* BEGIN *

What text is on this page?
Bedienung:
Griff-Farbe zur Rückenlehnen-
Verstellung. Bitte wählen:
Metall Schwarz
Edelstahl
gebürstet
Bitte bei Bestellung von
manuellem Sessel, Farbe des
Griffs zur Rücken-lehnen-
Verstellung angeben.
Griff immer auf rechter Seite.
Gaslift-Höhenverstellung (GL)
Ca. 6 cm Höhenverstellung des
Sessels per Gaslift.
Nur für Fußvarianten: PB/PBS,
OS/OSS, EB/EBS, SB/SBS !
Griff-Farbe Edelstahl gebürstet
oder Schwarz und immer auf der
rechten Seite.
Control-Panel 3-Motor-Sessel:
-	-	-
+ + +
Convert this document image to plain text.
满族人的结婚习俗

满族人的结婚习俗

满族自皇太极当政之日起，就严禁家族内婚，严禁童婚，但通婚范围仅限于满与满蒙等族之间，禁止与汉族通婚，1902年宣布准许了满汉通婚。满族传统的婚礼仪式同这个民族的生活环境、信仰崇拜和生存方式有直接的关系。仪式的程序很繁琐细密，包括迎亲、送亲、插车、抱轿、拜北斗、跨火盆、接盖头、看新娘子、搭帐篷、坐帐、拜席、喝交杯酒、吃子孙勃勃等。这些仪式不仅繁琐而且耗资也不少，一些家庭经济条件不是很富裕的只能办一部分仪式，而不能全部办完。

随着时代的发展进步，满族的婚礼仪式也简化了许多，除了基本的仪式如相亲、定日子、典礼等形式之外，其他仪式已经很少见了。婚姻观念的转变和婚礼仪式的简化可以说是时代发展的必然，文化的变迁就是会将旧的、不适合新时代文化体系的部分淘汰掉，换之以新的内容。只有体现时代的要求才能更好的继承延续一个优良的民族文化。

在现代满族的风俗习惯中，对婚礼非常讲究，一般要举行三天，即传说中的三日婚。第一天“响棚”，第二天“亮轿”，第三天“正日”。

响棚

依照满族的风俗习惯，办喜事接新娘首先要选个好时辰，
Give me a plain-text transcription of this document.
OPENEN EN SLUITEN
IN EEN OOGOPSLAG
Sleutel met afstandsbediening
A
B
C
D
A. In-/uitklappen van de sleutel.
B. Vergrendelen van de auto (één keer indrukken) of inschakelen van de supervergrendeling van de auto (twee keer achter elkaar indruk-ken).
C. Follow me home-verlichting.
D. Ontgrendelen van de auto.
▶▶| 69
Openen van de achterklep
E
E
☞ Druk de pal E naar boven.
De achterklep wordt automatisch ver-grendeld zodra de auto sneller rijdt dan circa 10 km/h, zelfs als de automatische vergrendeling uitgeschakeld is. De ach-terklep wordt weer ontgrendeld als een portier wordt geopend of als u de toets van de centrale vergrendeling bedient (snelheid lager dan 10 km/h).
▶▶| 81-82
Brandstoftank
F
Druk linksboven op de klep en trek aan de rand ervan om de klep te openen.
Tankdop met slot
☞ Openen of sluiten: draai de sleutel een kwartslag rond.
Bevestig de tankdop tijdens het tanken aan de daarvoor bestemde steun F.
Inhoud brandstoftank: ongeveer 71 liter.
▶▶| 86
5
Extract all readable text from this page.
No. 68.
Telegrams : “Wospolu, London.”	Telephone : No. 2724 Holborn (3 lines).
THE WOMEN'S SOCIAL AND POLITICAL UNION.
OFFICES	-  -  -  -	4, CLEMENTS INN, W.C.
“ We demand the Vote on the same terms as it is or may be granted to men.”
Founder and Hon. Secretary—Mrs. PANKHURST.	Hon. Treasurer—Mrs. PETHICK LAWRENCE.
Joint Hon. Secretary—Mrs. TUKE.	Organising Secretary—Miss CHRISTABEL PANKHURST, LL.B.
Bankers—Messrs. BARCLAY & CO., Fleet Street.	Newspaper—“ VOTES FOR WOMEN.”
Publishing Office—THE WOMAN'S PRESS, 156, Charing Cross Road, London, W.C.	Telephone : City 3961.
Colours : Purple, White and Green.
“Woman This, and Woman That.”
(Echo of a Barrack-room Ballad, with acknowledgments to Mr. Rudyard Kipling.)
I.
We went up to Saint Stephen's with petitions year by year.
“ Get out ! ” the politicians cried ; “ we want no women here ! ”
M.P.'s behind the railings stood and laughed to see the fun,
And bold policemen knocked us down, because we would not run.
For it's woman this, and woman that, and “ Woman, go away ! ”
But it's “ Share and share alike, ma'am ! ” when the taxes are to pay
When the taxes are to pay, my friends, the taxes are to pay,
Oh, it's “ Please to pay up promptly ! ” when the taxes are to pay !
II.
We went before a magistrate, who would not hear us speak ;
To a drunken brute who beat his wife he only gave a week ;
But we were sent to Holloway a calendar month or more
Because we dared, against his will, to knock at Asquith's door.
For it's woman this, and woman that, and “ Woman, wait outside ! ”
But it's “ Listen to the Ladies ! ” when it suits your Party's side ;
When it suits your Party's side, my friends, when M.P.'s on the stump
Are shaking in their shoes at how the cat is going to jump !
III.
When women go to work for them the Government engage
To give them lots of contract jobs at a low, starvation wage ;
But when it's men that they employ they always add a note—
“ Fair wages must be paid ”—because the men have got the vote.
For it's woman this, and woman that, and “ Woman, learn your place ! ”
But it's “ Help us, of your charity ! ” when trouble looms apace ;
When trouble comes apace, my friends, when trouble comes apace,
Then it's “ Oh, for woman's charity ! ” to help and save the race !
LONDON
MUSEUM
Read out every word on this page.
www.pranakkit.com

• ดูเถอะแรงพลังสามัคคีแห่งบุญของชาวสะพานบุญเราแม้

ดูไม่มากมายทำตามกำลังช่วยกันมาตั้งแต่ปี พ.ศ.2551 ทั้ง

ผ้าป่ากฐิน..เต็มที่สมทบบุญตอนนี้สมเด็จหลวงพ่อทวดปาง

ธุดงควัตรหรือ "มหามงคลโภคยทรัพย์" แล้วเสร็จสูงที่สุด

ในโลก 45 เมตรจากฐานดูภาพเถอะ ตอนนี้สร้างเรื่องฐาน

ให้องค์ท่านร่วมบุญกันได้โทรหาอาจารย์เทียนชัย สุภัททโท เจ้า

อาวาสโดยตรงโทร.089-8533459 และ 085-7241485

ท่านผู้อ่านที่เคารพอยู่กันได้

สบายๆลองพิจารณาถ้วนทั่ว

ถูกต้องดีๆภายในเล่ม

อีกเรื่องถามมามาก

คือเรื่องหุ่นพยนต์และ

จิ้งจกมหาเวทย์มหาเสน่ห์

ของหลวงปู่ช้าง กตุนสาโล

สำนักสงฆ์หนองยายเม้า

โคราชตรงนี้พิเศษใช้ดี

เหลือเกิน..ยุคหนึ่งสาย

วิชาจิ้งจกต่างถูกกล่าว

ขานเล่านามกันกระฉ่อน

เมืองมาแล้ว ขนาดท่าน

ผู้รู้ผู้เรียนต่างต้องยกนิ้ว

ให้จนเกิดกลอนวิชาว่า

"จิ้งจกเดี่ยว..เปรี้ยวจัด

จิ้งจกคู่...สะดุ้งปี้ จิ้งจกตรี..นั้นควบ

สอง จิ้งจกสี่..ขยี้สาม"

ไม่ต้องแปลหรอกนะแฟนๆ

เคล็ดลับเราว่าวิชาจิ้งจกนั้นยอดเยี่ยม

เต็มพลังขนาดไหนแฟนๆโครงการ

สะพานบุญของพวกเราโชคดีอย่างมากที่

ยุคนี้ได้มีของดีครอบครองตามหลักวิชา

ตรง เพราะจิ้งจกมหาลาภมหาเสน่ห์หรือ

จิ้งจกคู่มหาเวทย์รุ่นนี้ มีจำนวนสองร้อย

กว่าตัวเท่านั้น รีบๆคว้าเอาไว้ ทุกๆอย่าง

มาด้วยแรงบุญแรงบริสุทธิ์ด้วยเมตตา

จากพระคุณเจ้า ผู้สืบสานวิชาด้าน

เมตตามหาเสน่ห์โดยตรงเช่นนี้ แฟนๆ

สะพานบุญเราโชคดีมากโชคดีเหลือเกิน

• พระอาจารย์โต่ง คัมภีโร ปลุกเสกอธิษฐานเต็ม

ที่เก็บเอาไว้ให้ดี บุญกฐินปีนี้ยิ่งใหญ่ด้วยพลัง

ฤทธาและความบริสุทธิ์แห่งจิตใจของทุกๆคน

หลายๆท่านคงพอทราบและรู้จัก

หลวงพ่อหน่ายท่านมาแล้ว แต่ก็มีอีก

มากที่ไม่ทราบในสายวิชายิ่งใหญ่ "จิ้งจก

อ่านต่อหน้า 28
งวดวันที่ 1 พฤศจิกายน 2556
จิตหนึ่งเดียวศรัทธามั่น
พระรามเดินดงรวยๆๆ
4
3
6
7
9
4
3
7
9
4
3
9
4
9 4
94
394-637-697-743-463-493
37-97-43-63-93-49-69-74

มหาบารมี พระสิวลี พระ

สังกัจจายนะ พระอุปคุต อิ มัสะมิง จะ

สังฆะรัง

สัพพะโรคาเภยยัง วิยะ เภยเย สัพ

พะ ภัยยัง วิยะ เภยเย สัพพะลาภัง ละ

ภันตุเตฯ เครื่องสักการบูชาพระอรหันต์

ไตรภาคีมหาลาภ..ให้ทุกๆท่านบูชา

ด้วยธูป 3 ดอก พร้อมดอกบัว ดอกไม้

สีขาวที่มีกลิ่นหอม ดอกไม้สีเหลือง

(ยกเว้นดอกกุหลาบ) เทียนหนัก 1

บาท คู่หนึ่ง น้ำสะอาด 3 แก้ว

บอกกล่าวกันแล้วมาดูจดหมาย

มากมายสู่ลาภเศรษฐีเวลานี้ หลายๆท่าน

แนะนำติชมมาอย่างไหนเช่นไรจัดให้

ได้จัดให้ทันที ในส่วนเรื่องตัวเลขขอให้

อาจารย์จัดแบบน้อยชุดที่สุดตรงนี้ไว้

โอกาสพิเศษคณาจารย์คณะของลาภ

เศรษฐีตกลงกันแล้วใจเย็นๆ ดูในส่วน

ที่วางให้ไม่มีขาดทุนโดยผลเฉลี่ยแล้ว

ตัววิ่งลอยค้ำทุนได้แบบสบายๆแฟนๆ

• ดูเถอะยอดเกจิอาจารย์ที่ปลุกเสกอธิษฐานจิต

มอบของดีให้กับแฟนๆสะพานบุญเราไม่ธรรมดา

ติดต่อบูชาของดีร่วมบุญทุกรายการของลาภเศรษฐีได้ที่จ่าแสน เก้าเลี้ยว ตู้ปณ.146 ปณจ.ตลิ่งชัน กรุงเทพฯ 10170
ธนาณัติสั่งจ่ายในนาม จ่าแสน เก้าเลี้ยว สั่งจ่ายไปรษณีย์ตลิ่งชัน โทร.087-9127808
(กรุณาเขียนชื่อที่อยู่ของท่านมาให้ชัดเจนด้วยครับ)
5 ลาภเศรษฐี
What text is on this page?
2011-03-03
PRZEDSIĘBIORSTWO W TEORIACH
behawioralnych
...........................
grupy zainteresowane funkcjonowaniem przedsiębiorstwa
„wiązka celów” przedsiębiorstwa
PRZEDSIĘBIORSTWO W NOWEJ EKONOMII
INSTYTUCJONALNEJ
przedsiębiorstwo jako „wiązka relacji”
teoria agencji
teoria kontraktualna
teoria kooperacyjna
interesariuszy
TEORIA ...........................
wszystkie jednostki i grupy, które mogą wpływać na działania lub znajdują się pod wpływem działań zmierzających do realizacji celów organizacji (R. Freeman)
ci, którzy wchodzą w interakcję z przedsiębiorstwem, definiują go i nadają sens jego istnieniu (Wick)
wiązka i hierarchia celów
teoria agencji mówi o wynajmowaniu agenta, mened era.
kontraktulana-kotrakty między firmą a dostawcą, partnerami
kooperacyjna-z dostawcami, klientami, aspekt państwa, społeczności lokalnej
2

* END *

• **WRITTEN TASK**: Which lines of the data above contain "กเสกอธ"? Copy each one.

• **ANSWER TO THE PROBLEM**:
• พระอาจารย์โต่ง คัมภีโร ปลุกเสกอธิษฐานเต็ม
• ดูเถอะยอดเกจิอาจารย์ที่ปลุกเสกอธิษฐานจิต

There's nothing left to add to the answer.